— BEGIN Material for the task —

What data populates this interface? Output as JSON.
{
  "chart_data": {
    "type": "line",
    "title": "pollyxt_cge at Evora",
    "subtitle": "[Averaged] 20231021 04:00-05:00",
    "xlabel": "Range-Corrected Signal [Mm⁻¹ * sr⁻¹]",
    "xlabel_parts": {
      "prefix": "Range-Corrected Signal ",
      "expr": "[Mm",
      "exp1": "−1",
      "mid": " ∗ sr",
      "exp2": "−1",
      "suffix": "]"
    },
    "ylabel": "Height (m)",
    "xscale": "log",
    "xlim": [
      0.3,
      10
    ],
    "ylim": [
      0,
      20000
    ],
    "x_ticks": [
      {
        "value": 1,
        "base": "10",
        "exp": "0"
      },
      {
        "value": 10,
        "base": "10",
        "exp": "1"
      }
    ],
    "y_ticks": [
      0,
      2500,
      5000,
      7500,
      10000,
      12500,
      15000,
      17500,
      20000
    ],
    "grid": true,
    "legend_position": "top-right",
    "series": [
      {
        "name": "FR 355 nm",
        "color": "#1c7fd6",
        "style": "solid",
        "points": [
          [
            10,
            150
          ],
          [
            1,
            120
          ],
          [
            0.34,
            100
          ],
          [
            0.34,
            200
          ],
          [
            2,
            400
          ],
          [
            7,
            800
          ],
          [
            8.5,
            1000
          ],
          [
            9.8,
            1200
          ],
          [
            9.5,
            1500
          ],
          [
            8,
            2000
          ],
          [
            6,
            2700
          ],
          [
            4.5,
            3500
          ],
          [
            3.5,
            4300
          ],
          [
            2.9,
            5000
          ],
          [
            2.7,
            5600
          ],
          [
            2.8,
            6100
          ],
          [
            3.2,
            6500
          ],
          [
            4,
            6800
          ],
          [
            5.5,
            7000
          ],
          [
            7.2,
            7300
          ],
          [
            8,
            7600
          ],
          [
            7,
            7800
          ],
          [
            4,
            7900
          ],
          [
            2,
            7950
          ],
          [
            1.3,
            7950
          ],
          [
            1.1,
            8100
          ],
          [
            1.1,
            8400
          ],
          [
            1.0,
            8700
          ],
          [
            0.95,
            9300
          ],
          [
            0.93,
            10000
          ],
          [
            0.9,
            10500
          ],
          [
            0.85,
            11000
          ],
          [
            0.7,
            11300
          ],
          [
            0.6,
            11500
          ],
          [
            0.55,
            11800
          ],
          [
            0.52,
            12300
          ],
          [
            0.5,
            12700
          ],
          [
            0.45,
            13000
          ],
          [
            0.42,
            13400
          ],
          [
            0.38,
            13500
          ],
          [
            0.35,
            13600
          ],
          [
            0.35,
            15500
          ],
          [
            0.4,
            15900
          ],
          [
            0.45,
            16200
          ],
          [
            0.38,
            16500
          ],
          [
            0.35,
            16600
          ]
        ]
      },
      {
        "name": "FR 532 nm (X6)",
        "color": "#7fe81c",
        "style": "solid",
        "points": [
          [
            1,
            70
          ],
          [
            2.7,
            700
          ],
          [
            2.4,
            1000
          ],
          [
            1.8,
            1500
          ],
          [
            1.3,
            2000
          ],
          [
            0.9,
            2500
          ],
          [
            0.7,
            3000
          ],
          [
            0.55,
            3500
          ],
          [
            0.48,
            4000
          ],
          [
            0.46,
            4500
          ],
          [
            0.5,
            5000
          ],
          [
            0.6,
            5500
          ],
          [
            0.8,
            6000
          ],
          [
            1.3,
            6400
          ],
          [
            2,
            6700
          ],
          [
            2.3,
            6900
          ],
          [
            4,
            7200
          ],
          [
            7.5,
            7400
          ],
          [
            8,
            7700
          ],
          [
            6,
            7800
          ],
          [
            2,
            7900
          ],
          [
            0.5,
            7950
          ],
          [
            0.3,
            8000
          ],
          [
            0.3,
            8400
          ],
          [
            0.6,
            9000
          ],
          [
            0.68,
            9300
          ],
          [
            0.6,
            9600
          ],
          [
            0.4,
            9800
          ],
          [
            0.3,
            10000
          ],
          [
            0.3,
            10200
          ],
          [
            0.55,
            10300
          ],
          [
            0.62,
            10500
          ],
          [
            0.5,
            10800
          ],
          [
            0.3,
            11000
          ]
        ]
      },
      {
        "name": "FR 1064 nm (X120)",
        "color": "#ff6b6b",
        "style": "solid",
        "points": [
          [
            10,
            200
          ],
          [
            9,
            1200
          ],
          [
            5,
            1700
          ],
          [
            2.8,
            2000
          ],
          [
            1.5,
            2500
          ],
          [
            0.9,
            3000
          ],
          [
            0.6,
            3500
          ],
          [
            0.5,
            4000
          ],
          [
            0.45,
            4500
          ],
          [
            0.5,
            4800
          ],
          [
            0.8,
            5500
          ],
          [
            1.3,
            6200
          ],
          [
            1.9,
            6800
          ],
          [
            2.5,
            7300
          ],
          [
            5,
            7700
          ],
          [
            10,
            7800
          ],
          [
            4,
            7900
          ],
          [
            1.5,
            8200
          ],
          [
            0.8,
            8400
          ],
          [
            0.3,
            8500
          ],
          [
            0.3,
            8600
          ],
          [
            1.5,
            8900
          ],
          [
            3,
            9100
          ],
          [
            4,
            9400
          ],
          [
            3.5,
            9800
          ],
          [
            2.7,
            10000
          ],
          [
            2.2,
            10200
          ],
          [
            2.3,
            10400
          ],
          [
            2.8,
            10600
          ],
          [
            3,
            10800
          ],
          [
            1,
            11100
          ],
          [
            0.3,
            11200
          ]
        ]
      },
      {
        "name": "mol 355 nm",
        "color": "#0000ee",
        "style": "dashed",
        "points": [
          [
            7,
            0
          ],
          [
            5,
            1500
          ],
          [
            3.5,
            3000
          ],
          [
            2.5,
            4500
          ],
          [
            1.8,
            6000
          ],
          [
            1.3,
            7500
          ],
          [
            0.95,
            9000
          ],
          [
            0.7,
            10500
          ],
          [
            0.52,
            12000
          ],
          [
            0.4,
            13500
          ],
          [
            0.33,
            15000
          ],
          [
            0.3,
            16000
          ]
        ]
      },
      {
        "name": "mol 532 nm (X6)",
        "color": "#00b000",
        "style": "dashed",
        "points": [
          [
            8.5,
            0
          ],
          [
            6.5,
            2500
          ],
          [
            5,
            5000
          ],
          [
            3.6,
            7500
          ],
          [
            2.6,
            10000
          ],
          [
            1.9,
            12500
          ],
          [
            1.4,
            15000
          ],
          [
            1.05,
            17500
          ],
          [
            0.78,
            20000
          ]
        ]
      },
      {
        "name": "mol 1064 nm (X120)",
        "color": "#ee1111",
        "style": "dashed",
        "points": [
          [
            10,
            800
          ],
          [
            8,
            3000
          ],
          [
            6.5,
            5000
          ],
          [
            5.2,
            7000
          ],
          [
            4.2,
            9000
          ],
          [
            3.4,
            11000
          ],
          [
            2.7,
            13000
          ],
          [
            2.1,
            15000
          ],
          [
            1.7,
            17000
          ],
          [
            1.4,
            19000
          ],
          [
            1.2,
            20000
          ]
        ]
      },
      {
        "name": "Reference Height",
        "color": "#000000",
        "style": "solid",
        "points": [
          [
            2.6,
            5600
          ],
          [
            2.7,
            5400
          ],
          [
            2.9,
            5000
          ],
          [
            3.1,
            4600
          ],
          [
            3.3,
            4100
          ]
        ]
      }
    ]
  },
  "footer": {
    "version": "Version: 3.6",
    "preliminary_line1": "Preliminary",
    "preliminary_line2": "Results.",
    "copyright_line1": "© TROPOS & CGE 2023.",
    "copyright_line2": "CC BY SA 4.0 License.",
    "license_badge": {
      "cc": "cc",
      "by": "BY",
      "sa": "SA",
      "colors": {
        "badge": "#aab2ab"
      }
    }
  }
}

— END Material for the task —

Using the listing above, show every line that includes the string "Signal".

    "xlabel": "Range-Corrected Signal [Mm⁻¹ * sr⁻¹]",
      "prefix": "Range-Corrected Signal ",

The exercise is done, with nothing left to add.